━━━ Text shown
Efficient gene disruption in the koji-mold Aspergillus sojae using a novel variation of the positive-negative method.

When no phenotypic screen is available, gene disruption in the koji-mold Aspergillus sojae is a time-consuming process, owing to the low frequency of homologous recombination. To achieve efficient gene disruption in the koji-mold, we developed a novel positive-negative selection method to enrich for homologous recombinants. The pyrG gene from A. sojae was used as a positive selection marker for transformants, and the oliC31 gene of A. nidulans, which codes for a mutant form of subunit 9 of the F1FO-ATPase, was employed as a negative selection marker to facilitate elimination of non-homologous recombinants among the transformants. The positive-negative selection markers, in combination with a pyrG deletion strain as a host, enabled enrichment for homologous recombinants, and disruption of the genes niaD, areA and tannase was successfully demonstrated. In order to examine whether the positive-negative selection technique is effective for targeting any locus, even in the absence of information on gene function or phenotype, we attempted to disrupt the aflR gene of A. sojae, which codes for a putative transcription factor for the aflatoxin biosynthetic pathway, using the method. Despite the fact that this gene is not transcribed in A. sojae, aflR disruptants were efficiently obtained, suggesting that the method is indeed capable of targeting any locus, without additional ectopic integration, and is thus applicable for functional genomics studies in filamentous fungi, including A. sojae.
━━━━━━
━━━ Provided information
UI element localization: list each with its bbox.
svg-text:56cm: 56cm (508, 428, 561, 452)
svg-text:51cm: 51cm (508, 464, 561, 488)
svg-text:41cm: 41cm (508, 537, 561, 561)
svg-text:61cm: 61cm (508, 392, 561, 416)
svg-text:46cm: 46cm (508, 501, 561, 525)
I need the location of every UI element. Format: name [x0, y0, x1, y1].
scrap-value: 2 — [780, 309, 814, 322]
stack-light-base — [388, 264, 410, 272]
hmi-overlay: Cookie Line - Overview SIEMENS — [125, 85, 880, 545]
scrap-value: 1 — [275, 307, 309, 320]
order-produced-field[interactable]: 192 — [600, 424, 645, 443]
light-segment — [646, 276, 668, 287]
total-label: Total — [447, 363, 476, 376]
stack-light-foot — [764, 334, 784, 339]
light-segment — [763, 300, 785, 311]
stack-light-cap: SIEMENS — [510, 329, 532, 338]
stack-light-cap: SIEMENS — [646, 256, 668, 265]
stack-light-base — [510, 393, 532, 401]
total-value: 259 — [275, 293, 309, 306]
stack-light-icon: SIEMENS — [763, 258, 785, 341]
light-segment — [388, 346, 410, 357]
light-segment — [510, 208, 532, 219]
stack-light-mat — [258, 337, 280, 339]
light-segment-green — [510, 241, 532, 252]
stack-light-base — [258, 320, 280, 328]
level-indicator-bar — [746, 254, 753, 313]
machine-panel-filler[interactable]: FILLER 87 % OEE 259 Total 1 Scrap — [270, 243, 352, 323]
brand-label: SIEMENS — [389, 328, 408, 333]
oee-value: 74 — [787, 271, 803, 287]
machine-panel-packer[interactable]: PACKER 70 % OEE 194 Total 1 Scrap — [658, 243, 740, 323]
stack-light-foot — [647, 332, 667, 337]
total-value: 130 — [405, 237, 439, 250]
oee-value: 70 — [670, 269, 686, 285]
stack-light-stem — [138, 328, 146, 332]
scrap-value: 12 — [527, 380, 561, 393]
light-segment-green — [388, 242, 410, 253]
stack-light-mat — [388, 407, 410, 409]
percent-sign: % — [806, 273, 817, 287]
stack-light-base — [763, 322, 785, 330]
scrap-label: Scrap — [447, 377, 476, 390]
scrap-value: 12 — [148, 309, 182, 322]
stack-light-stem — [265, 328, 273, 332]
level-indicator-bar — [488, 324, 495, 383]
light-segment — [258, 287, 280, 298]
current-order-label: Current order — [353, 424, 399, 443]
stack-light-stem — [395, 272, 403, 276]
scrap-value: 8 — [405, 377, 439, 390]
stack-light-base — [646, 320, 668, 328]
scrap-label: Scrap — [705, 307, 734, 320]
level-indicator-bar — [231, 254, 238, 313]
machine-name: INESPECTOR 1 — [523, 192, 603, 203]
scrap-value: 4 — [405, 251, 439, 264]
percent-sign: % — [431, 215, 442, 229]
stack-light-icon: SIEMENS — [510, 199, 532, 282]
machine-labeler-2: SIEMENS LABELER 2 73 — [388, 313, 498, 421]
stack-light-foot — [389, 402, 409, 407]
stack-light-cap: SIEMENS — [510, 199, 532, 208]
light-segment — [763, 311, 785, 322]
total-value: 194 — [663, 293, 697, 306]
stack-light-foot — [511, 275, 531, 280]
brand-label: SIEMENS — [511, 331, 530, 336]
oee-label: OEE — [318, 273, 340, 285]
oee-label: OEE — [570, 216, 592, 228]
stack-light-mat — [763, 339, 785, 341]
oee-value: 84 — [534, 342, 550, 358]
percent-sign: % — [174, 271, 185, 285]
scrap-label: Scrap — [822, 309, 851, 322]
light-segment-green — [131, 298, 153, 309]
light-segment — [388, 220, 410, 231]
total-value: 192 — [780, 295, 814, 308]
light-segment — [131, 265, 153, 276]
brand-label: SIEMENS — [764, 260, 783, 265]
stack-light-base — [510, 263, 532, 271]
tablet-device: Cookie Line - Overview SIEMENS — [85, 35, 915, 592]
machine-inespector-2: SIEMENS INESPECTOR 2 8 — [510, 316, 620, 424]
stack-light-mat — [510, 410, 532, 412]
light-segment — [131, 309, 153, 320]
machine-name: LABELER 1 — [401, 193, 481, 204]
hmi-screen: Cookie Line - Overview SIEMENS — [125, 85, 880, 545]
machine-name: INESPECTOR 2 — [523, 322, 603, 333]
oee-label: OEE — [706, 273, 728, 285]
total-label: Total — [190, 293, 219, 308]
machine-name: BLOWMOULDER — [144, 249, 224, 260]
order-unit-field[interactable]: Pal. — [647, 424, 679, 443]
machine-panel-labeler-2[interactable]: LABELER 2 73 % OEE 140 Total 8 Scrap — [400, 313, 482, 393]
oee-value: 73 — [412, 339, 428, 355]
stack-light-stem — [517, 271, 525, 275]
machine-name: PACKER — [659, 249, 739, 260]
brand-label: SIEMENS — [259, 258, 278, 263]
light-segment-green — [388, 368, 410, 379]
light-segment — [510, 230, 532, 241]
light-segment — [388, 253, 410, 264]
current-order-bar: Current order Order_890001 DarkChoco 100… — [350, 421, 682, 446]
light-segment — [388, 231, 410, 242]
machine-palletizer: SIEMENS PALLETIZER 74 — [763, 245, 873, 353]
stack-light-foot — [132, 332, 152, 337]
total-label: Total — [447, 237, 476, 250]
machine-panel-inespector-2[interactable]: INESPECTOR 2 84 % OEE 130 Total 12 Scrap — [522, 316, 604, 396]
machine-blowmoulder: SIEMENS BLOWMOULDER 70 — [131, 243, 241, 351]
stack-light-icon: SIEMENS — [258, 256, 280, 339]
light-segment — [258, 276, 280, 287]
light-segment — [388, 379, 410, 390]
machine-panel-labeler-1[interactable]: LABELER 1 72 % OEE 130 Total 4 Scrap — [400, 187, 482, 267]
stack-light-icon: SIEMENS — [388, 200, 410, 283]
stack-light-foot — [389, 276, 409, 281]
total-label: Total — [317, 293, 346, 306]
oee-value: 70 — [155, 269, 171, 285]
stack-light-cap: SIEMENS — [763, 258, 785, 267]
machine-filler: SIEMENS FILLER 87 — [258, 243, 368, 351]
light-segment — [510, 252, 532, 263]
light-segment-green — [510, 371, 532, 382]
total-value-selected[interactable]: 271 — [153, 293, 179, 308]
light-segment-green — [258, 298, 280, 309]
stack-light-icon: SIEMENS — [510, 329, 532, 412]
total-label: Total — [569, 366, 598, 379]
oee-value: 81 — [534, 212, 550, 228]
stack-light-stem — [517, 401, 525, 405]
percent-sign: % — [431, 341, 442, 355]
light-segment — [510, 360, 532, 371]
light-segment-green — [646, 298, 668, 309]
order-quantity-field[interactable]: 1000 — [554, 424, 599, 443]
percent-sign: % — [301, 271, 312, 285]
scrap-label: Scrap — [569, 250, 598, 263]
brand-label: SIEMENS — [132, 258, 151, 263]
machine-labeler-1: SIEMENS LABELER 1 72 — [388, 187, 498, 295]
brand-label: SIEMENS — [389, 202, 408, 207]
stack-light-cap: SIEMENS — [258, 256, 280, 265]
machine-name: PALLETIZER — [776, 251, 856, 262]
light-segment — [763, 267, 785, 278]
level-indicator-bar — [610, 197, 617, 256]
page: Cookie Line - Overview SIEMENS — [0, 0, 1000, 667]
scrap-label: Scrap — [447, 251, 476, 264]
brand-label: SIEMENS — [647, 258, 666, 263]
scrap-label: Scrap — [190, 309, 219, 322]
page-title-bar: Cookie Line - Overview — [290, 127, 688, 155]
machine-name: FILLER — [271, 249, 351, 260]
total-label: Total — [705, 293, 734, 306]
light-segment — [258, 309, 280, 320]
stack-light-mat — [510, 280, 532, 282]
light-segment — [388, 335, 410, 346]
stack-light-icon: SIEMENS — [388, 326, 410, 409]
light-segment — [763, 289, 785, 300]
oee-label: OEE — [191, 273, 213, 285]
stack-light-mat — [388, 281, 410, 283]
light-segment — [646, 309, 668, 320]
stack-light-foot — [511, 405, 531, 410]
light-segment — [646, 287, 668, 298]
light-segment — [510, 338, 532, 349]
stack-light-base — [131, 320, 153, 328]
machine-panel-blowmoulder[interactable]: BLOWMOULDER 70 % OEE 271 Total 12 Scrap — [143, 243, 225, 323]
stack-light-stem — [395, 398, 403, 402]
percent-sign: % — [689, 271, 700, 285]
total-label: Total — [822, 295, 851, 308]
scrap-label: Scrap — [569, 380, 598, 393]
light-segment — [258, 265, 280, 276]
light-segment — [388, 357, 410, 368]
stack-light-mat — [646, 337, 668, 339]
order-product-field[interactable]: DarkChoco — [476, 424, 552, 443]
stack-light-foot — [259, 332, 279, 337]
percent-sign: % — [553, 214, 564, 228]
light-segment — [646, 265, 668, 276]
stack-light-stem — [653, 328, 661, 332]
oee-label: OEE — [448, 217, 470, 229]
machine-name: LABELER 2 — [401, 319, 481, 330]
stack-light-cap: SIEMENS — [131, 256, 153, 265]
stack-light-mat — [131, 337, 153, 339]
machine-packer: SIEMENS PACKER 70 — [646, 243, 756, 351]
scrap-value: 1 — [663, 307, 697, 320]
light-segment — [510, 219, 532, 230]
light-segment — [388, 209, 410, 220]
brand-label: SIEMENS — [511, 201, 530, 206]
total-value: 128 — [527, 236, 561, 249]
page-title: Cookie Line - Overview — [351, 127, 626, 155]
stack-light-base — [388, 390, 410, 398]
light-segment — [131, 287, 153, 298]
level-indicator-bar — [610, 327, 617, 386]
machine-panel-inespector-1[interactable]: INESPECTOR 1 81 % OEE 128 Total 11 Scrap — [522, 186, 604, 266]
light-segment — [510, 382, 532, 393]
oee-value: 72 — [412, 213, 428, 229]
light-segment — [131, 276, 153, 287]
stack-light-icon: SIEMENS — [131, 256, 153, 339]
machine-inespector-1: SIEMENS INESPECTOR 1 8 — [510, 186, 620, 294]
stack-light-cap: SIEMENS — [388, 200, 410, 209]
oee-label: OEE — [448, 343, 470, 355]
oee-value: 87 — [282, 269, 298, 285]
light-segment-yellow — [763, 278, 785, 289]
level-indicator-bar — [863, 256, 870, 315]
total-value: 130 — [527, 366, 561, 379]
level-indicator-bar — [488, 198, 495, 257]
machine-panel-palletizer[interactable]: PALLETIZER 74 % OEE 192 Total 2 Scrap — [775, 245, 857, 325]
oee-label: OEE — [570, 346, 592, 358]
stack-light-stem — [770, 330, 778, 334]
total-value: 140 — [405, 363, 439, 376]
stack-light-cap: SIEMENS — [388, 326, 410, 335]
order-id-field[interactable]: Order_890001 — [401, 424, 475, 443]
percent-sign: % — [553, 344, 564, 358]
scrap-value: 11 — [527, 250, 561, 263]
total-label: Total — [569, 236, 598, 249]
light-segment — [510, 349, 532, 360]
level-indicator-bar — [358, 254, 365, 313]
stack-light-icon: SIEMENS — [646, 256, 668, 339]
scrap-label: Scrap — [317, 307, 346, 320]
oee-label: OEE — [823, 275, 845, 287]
━━━━━━
→ Exercise tasks:
[A] In the abstract, which gene served as the negative selection marker?
[B] List every gene that the abstract reports as disrupted using the method.
[C] Rewrite the abstract paragraph beginning "When no phenotypic screen is available" as a short bulleted list that keeps its main facts.

→ Exercise responses:
[A] The oliC31 gene of A. nidulans, which codes for a mutant form of subunit 9 of the F1FO-ATPase.

[B]
- niaD
- areA
- tannase
- aflR

[C]
- Without a phenotypic screen, gene disruption in the koji-mold A. sojae is slow because homologous recombination is rare.
- A new positive-negative selection method was developed to enrich for homologous recombinants.
- The A. sojae pyrG gene was the positive marker for transformants.
- The A. nidulans oliC31 gene, coding for a mutant subunit 9 of the F1FO-ATPase, was the negative marker, removing non-homologous recombinants.
- With a pyrG deletion strain as host, the markers enriched for homologous recombinants, and niaD, areA and tannase were disrupted.
- To test whether any locus could be targeted without knowing gene function or phenotype, aflR was disrupted. aflR codes for a putative transcription factor for aflatoxin biosynthesis.
- aflR disruptants were obtained efficiently even though the gene is not transcribed in A. sojae.
- This suggests the method can target any locus without additional ectopic integration and suits functional genomics in filamentous fungi, including A. sojae.